Select all lines holding the word "price" from the entries that follow.

DATASET ->
_ _ _ _

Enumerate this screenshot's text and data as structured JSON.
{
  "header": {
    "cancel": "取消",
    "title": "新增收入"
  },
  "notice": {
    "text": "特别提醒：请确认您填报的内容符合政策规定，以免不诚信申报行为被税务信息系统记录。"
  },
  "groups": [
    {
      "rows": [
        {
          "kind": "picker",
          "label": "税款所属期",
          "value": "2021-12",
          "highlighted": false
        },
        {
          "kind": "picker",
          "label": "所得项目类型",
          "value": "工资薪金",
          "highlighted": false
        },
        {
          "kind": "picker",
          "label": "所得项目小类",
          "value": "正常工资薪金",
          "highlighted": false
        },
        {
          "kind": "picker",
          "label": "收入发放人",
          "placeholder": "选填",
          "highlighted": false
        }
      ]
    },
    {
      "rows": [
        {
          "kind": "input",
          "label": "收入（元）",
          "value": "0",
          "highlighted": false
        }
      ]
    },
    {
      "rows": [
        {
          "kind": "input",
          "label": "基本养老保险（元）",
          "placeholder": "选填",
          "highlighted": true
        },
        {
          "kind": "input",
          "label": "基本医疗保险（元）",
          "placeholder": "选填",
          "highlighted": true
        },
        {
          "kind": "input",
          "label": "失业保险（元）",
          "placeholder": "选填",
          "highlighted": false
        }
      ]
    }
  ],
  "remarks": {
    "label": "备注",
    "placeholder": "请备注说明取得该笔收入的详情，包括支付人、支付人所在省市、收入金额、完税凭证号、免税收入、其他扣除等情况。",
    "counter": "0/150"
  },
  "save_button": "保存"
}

_ _ _ _

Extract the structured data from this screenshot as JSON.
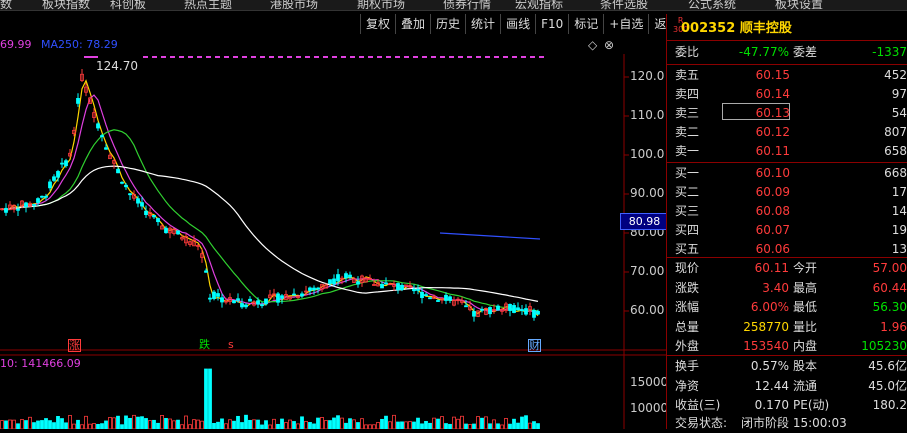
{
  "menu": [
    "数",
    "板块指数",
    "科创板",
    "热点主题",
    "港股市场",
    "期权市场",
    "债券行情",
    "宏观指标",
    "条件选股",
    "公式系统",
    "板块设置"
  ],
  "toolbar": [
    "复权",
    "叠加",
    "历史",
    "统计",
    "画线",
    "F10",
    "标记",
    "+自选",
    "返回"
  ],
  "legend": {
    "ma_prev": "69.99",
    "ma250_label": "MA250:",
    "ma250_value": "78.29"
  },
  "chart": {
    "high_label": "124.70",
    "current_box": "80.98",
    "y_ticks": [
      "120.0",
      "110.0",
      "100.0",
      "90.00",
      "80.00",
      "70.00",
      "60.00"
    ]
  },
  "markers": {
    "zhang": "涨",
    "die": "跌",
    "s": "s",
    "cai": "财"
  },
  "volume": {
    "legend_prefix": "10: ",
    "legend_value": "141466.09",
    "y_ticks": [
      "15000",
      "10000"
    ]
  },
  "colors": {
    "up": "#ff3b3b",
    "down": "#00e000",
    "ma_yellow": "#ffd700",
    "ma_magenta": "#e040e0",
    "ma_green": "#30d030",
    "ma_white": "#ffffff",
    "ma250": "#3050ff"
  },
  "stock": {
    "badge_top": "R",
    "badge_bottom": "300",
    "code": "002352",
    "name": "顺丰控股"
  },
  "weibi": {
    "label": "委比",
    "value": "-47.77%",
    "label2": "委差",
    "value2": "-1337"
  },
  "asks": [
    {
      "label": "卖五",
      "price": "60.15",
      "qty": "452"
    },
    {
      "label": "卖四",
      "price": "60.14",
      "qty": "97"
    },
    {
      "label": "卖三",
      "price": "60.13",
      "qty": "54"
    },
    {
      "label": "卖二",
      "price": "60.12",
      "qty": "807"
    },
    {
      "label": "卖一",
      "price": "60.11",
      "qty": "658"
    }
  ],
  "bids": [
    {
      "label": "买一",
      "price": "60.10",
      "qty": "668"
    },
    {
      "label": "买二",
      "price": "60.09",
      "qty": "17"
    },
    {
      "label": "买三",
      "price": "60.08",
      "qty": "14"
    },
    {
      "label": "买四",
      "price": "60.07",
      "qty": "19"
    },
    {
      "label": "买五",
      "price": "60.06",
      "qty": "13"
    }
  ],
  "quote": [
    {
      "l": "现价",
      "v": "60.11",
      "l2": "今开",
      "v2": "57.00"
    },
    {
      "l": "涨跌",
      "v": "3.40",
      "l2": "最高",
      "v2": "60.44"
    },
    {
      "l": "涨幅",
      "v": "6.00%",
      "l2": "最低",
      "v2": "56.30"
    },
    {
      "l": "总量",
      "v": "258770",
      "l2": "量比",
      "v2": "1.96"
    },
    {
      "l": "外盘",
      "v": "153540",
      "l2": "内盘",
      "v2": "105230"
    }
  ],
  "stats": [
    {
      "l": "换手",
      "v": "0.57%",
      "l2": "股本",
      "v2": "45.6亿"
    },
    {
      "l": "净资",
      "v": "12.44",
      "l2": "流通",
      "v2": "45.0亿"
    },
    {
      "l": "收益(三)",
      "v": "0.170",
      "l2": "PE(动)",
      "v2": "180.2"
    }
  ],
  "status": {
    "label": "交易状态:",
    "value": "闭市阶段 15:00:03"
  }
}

_ _ _ _

COMPLETED TASK ->
      "price": "60.15",
      "price": "60.14",
      "price": "60.13",
      "price": "60.12",
      "price": "60.11",
      "price": "60.10",
      "price": "60.09",
      "price": "60.08",
      "price": "60.07",
      "price": "60.06",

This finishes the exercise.